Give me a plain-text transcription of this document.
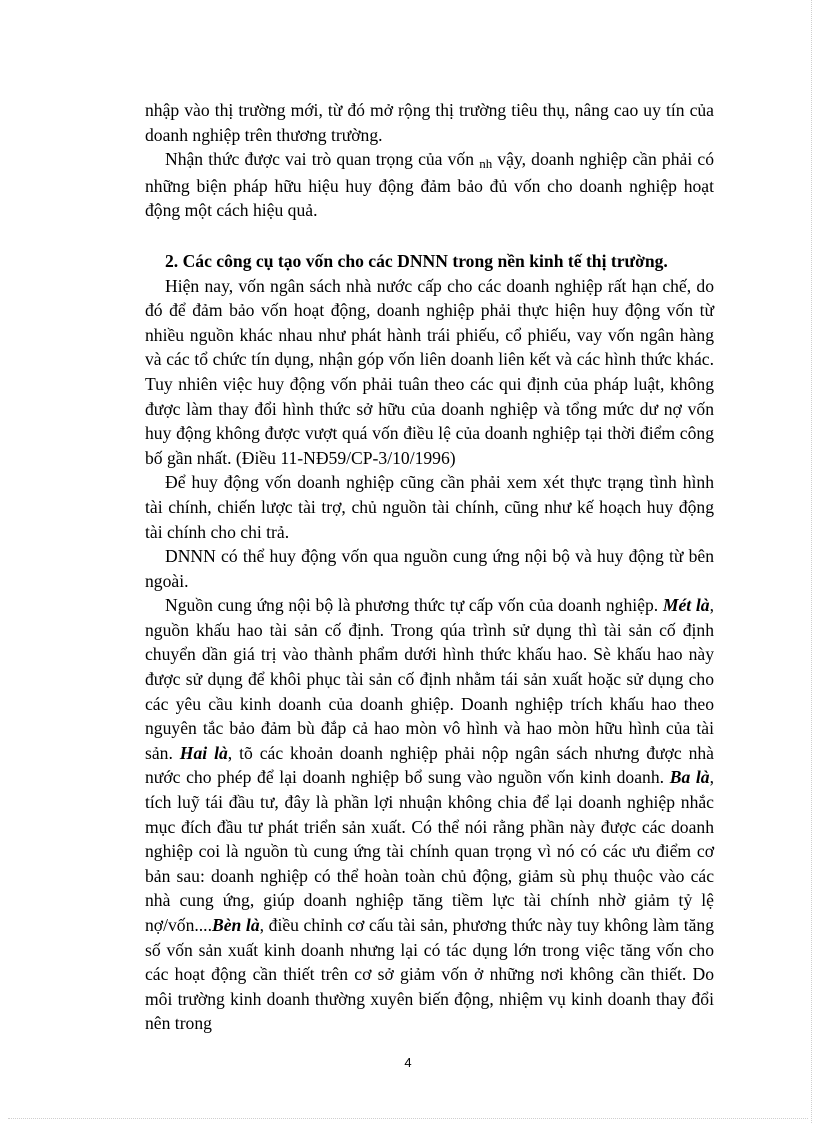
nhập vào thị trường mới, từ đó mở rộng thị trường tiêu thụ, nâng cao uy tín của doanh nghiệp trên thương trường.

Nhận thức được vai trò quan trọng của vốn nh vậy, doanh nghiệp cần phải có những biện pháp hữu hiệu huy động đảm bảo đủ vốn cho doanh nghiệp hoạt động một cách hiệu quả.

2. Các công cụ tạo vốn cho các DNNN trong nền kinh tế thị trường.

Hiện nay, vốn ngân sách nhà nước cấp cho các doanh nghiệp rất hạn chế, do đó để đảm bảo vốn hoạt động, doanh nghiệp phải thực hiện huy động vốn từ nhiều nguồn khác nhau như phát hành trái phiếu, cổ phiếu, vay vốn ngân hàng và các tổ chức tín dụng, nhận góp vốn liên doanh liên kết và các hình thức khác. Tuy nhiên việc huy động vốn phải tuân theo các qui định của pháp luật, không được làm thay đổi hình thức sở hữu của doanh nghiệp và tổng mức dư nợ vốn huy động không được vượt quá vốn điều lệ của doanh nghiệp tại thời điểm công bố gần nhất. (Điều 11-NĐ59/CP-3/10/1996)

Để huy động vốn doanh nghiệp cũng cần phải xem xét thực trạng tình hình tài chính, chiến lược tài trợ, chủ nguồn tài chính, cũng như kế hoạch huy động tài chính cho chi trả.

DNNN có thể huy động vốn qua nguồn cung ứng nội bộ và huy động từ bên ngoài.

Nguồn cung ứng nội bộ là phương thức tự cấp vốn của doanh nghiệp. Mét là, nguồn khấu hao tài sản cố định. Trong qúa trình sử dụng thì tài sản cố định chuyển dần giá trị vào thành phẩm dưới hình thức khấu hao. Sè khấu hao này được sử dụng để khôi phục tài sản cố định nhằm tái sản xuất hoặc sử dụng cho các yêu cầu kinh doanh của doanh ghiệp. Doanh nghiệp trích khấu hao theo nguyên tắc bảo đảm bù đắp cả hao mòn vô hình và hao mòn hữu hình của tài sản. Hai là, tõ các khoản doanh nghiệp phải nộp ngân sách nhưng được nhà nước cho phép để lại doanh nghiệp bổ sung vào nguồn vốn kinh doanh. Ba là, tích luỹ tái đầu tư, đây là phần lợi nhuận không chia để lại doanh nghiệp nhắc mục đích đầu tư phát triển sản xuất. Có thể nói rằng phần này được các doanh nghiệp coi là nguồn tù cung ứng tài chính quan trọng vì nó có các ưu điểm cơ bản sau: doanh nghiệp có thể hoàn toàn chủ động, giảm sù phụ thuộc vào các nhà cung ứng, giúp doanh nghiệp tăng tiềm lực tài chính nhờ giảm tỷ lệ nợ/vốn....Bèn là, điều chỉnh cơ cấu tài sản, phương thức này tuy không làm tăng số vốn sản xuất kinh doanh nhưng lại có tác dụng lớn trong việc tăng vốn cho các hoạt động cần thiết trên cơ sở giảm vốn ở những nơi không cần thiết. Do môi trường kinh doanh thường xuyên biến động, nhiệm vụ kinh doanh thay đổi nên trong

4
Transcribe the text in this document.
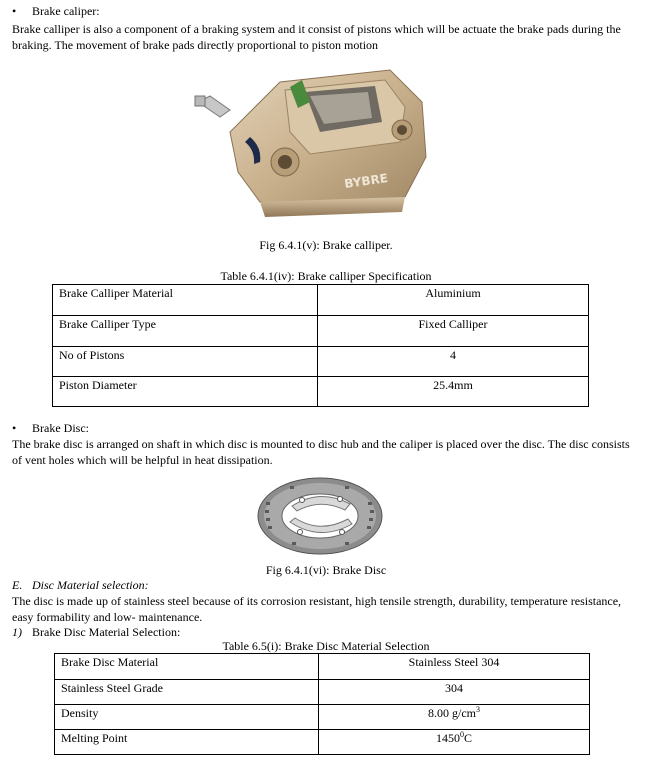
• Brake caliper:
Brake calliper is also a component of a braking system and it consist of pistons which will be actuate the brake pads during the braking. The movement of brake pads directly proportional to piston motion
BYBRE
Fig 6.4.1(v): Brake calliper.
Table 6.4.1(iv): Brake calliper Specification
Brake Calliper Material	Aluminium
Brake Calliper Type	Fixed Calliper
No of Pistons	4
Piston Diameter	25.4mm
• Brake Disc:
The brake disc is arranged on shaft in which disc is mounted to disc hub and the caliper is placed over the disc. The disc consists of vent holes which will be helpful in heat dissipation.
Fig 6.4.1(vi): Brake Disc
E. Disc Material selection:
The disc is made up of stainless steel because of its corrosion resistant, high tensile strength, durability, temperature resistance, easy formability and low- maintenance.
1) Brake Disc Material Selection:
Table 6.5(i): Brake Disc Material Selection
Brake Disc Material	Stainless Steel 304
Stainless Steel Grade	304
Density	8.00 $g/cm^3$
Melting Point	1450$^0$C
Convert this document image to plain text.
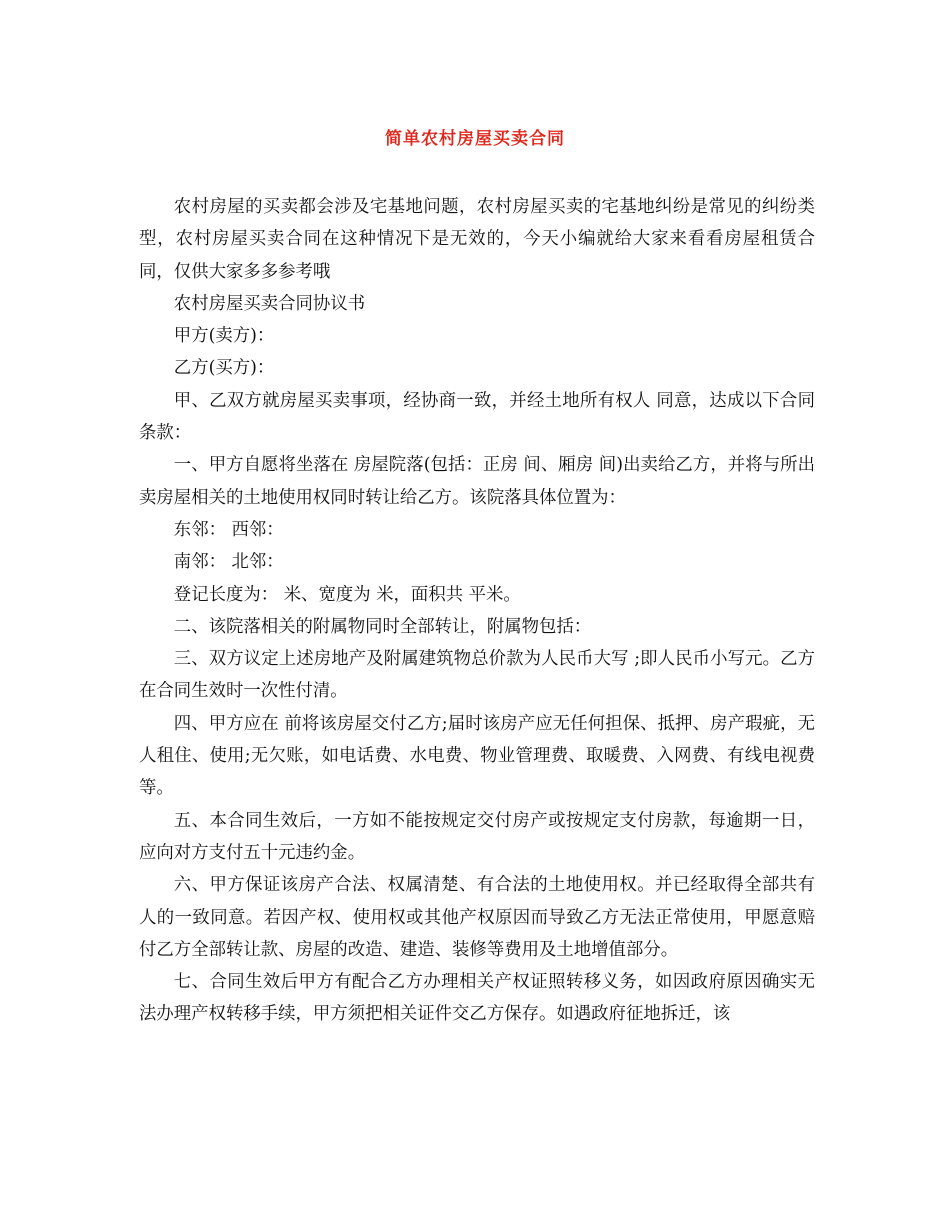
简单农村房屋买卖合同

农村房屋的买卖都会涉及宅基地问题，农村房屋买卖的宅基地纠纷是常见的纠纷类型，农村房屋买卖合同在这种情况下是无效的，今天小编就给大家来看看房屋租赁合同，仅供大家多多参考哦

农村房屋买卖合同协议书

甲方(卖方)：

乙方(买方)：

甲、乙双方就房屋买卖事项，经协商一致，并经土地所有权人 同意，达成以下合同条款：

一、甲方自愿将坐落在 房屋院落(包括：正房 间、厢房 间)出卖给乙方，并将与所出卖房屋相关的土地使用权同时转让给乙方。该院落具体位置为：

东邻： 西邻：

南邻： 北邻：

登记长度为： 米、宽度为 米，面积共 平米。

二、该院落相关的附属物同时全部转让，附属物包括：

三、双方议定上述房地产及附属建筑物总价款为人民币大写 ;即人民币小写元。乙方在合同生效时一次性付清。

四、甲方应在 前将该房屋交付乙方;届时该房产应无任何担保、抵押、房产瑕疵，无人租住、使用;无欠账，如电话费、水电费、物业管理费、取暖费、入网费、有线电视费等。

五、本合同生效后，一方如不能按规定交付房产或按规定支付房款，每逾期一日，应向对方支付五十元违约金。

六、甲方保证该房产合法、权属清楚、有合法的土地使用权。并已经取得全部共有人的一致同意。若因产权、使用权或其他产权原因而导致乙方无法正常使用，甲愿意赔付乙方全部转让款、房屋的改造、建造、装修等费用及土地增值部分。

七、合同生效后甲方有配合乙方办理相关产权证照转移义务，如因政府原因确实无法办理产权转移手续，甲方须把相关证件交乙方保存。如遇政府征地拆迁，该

════

Copy each line from the records above that includes the string "plain".

• **TASK OUTPUT**
Give me a plain-text transcription of this document.
Convert this document image to plain text.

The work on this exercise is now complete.